JOB
Look through the records that follow. Copy every line containing the word "通院のための交通費や宿泊費".
● ● ● ●
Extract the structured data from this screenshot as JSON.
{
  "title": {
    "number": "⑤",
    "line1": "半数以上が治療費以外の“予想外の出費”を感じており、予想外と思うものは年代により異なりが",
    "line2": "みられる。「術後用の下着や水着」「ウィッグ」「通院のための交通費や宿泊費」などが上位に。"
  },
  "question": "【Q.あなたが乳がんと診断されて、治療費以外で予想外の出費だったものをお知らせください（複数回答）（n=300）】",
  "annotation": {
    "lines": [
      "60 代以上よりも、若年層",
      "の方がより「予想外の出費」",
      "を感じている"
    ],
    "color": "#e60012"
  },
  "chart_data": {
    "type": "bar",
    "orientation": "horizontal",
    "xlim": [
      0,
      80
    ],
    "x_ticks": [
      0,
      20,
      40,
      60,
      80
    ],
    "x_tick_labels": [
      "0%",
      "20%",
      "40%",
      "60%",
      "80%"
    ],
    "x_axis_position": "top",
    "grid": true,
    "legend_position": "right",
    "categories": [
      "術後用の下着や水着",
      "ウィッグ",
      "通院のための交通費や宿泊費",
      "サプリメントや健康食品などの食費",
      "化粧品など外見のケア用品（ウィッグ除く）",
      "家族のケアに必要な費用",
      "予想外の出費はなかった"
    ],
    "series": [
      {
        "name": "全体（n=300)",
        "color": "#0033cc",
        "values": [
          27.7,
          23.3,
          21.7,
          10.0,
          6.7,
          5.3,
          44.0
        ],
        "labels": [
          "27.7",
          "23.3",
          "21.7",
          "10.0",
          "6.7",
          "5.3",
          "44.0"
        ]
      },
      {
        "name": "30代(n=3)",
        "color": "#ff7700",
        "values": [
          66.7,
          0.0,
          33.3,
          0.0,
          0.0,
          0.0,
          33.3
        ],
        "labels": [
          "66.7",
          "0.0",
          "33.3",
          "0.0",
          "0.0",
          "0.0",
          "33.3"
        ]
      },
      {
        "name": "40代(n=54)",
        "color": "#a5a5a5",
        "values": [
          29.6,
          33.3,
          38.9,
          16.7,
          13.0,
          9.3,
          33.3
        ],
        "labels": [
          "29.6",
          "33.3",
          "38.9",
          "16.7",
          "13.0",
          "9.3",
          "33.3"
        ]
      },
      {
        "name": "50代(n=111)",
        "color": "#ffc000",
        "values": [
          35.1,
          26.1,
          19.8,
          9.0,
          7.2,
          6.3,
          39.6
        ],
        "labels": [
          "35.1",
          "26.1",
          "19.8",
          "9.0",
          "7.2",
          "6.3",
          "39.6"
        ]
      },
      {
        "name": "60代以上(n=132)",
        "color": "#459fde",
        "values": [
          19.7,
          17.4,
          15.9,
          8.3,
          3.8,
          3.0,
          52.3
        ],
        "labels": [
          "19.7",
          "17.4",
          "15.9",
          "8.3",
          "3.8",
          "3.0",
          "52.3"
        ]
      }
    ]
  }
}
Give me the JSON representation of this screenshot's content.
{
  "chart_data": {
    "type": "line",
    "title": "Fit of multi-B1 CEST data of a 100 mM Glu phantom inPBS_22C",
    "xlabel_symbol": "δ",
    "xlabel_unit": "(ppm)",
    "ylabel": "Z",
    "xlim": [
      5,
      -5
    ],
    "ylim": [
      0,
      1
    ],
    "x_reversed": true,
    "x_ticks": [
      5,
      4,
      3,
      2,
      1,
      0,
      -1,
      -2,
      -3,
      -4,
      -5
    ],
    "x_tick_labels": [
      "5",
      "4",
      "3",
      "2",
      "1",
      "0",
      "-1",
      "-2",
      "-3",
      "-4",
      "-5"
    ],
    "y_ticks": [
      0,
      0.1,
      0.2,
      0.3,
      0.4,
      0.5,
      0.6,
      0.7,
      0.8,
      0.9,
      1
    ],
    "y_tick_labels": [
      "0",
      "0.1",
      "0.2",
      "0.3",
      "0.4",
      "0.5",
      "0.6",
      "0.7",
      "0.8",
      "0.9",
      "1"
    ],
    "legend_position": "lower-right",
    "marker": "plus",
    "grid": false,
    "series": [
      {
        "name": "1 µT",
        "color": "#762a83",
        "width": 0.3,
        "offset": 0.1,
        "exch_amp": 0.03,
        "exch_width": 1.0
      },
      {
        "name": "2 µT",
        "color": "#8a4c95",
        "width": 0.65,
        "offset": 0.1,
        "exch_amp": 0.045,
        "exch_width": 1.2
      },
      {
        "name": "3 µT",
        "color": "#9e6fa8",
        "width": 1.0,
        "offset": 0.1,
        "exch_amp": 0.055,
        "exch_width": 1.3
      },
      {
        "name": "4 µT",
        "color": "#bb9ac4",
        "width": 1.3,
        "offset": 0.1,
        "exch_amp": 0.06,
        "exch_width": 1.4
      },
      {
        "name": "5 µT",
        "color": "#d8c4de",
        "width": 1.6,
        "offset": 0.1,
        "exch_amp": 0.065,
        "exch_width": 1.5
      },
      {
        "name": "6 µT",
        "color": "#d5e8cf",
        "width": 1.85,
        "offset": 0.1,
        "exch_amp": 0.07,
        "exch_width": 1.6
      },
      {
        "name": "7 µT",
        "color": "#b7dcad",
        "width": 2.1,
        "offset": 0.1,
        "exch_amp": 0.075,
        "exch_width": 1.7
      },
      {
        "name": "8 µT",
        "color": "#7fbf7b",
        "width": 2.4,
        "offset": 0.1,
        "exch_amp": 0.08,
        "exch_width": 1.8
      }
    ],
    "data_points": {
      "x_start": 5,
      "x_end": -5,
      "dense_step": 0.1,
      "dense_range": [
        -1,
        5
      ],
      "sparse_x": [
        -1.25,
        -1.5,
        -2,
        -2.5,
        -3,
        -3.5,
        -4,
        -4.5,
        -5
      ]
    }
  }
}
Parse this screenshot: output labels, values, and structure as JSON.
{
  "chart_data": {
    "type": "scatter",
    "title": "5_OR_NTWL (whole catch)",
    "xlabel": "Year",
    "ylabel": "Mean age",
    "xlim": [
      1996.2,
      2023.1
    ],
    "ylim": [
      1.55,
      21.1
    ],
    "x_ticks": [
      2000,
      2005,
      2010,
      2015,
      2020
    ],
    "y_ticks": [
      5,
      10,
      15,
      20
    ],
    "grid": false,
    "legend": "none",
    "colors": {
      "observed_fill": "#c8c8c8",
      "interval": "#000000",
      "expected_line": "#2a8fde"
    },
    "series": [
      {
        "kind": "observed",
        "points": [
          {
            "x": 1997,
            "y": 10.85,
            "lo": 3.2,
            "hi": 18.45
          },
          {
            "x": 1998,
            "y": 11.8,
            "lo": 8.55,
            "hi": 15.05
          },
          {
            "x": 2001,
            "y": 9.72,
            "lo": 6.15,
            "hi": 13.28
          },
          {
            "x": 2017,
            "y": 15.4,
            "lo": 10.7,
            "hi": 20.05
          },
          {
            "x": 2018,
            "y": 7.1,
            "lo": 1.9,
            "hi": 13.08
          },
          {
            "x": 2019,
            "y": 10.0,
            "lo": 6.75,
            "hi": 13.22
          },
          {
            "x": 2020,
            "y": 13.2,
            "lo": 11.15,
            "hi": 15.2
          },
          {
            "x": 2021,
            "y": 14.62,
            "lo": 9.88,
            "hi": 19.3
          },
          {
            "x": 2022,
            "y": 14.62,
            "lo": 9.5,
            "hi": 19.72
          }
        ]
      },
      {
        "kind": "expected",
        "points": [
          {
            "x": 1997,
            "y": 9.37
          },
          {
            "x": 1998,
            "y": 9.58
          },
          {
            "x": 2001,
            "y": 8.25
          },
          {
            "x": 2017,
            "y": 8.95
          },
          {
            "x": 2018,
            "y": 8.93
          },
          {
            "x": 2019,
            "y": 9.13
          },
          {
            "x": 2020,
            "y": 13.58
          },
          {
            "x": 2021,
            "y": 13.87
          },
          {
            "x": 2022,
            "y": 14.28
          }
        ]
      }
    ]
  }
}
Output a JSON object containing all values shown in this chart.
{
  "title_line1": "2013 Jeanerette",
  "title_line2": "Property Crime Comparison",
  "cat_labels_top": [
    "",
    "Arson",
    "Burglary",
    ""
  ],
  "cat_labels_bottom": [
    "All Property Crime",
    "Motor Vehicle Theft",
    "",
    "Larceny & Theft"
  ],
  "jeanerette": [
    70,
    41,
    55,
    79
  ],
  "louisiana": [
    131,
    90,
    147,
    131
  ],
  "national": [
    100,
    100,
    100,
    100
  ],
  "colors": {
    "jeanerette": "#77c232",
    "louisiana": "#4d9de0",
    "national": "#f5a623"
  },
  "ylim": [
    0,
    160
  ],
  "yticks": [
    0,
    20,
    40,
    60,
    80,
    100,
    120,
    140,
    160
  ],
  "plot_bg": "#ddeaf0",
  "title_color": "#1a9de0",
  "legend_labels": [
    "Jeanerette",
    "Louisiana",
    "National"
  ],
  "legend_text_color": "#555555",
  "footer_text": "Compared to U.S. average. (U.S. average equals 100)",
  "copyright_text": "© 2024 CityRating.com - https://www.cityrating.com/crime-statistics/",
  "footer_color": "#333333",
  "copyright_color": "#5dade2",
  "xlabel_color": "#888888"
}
● ● ● ●
WRITTEN RESPONSE
    "line2": "みられる。「術後用の下着や水着」「ウィッグ」「通院のための交通費や宿泊費」などが上位に。"
      "通院のための交通費や宿泊費",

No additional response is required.